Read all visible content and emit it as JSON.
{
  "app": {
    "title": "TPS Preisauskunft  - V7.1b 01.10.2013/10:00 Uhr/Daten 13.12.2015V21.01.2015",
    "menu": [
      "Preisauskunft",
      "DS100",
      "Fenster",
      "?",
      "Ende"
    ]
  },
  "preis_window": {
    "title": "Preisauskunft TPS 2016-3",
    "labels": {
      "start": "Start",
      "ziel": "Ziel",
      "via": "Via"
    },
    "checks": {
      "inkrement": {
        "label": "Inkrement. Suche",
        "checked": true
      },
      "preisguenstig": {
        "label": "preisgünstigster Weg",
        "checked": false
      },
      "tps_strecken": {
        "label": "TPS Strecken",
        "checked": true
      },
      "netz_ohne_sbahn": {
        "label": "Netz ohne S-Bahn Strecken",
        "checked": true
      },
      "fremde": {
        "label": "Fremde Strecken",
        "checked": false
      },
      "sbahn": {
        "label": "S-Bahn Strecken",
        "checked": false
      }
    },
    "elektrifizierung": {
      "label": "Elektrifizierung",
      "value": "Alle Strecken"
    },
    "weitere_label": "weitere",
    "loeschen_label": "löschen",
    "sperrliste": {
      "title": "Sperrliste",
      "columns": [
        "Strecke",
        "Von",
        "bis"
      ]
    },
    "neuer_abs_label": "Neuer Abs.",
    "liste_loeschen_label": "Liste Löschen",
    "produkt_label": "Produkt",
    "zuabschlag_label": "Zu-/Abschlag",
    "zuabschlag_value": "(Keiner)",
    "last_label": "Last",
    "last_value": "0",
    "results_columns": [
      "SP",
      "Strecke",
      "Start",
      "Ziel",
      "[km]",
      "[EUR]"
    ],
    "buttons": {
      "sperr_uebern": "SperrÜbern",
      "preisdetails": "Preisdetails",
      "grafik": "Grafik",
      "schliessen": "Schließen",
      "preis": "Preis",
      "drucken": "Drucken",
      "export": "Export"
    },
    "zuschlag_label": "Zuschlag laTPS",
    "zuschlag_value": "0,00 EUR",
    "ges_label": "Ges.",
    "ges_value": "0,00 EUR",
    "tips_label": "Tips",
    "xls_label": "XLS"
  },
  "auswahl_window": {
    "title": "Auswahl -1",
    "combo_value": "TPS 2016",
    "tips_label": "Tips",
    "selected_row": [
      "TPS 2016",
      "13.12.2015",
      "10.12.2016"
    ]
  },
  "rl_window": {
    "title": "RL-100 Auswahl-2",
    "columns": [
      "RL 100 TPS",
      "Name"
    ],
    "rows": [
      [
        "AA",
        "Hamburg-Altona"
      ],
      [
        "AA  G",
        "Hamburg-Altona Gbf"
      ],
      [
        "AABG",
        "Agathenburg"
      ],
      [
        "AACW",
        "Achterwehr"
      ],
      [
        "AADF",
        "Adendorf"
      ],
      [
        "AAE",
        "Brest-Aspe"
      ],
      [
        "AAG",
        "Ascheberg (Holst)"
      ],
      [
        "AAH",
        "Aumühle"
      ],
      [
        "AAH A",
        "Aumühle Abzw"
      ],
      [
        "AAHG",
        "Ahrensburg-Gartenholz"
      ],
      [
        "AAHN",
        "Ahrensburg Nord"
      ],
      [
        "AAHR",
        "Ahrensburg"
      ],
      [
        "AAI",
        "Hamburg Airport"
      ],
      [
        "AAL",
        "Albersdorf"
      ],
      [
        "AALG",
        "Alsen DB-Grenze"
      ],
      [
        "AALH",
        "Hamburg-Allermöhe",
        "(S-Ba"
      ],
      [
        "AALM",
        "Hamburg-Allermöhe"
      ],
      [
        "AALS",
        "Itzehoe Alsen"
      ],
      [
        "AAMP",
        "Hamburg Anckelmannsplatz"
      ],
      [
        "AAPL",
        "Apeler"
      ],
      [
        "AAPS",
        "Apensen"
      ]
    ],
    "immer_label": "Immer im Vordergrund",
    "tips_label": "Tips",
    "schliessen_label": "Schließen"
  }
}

[Aim of the task]
Can you reproduce all the material exactly?

[Exercise answer]
Read all visible content and emit it as JSON.
{
  "app": {
    "title": "TPS Preisauskunft  - V7.1b 01.10.2013/10:00 Uhr/Daten 13.12.2015V21.01.2015",
    "menu": [
      "Preisauskunft",
      "DS100",
      "Fenster",
      "?",
      "Ende"
    ]
  },
  "preis_window": {
    "title": "Preisauskunft TPS 2016-3",
    "labels": {
      "start": "Start",
      "ziel": "Ziel",
      "via": "Via"
    },
    "checks": {
      "inkrement": {
        "label": "Inkrement. Suche",
        "checked": true
      },
      "preisguenstig": {
        "label": "preisgünstigster Weg",
        "checked": false
      },
      "tps_strecken": {
        "label": "TPS Strecken",
        "checked": true
      },
      "netz_ohne_sbahn": {
        "label": "Netz ohne S-Bahn Strecken",
        "checked": true
      },
      "fremde": {
        "label": "Fremde Strecken",
        "checked": false
      },
      "sbahn": {
        "label": "S-Bahn Strecken",
        "checked": false
      }
    },
    "elektrifizierung": {
      "label": "Elektrifizierung",
      "value": "Alle Strecken"
    },
    "weitere_label": "weitere",
    "loeschen_label": "löschen",
    "sperrliste": {
      "title": "Sperrliste",
      "columns": [
        "Strecke",
        "Von",
        "bis"
      ]
    },
    "neuer_abs_label": "Neuer Abs.",
    "liste_loeschen_label": "Liste Löschen",
    "produkt_label": "Produkt",
    "zuabschlag_label": "Zu-/Abschlag",
    "zuabschlag_value": "(Keiner)",
    "last_label": "Last",
    "last_value": "0",
    "results_columns": [
      "SP",
      "Strecke",
      "Start",
      "Ziel",
      "[km]",
      "[EUR]"
    ],
    "buttons": {
      "sperr_uebern": "SperrÜbern",
      "preisdetails": "Preisdetails",
      "grafik": "Grafik",
      "schliessen": "Schließen",
      "preis": "Preis",
      "drucken": "Drucken",
      "export": "Export"
    },
    "zuschlag_label": "Zuschlag laTPS",
    "zuschlag_value": "0,00 EUR",
    "ges_label": "Ges.",
    "ges_value": "0,00 EUR",
    "tips_label": "Tips",
    "xls_label": "XLS"
  },
  "auswahl_window": {
    "title": "Auswahl -1",
    "combo_value": "TPS 2016",
    "tips_label": "Tips",
    "selected_row": [
      "TPS 2016",
      "13.12.2015",
      "10.12.2016"
    ]
  },
  "rl_window": {
    "title": "RL-100 Auswahl-2",
    "columns": [
      "RL 100 TPS",
      "Name"
    ],
    "rows": [
      [
        "AA",
        "Hamburg-Altona"
      ],
      [
        "AA  G",
        "Hamburg-Altona Gbf"
      ],
      [
        "AABG",
        "Agathenburg"
      ],
      [
        "AACW",
        "Achterwehr"
      ],
      [
        "AADF",
        "Adendorf"
      ],
      [
        "AAE",
        "Brest-Aspe"
      ],
      [
        "AAG",
        "Ascheberg (Holst)"
      ],
      [
        "AAH",
        "Aumühle"
      ],
      [
        "AAH A",
        "Aumühle Abzw"
      ],
      [
        "AAHG",
        "Ahrensburg-Gartenholz"
      ],
      [
        "AAHN",
        "Ahrensburg Nord"
      ],
      [
        "AAHR",
        "Ahrensburg"
      ],
      [
        "AAI",
        "Hamburg Airport"
      ],
      [
        "AAL",
        "Albersdorf"
      ],
      [
        "AALG",
        "Alsen DB-Grenze"
      ],
      [
        "AALH",
        "Hamburg-Allermöhe",
        "(S-Ba"
      ],
      [
        "AALM",
        "Hamburg-Allermöhe"
      ],
      [
        "AALS",
        "Itzehoe Alsen"
      ],
      [
        "AAMP",
        "Hamburg Anckelmannsplatz"
      ],
      [
        "AAPL",
        "Apeler"
      ],
      [
        "AAPS",
        "Apensen"
      ]
    ],
    "immer_label": "Immer im Vordergrund",
    "tips_label": "Tips",
    "schliessen_label": "Schließen"
  }
}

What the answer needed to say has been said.